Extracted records

+ + + +

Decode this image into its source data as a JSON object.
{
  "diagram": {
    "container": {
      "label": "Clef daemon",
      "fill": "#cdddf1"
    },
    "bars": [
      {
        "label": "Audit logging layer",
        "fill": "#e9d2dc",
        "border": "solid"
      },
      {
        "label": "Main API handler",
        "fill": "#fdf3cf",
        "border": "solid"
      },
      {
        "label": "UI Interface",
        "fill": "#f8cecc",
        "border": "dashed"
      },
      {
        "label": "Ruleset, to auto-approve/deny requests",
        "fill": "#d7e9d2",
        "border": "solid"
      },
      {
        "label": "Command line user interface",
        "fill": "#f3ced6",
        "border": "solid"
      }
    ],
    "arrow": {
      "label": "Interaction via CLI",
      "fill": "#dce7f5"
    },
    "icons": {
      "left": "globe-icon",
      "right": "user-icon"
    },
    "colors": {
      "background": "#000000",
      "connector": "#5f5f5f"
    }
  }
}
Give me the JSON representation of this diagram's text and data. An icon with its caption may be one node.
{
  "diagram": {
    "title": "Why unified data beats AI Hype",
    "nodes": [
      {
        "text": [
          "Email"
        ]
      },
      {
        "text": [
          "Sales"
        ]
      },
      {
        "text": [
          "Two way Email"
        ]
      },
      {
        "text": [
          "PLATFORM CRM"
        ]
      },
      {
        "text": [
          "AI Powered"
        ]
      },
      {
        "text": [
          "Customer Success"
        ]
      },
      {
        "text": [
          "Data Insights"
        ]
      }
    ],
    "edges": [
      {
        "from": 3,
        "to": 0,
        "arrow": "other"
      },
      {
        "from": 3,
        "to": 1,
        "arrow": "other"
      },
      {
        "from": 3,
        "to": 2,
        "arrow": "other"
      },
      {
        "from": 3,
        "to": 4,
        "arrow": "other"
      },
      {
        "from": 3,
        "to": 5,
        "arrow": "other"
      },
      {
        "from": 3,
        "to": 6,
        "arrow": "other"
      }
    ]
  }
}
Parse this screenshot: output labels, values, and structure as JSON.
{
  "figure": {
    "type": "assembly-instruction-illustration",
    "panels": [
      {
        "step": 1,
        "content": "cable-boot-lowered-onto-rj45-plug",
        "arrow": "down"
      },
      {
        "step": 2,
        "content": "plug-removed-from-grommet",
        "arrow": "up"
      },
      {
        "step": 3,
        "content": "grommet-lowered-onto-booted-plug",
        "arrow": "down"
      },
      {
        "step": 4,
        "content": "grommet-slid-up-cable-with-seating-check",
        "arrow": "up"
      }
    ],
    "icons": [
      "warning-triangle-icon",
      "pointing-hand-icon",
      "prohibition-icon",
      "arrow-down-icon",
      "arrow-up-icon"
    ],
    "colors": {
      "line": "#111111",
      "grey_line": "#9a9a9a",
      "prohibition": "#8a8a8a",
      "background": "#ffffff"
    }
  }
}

+ + + +

> **Requirements**
Beginning at the line that holds "Parse this screenshot: output", reproduce each line of the records above down to and including the last one.

> **Output**
Parse this screenshot: output labels, values, and structure as JSON.
{
  "figure": {
    "type": "assembly-instruction-illustration",
    "panels": [
      {
        "step": 1,
        "content": "cable-boot-lowered-onto-rj45-plug",
        "arrow": "down"
      },
      {
        "step": 2,
        "content": "plug-removed-from-grommet",
        "arrow": "up"
      },
      {
        "step": 3,
        "content": "grommet-lowered-onto-booted-plug",
        "arrow": "down"
      },
      {
        "step": 4,
        "content": "grommet-slid-up-cable-with-seating-check",
        "arrow": "up"
      }
    ],
    "icons": [
      "warning-triangle-icon",
      "pointing-hand-icon",
      "prohibition-icon",
      "arrow-down-icon",
      "arrow-up-icon"
    ],
    "colors": {
      "line": "#111111",
      "grey_line": "#9a9a9a",
      "prohibition": "#8a8a8a",
      "background": "#ffffff"
    }
  }
}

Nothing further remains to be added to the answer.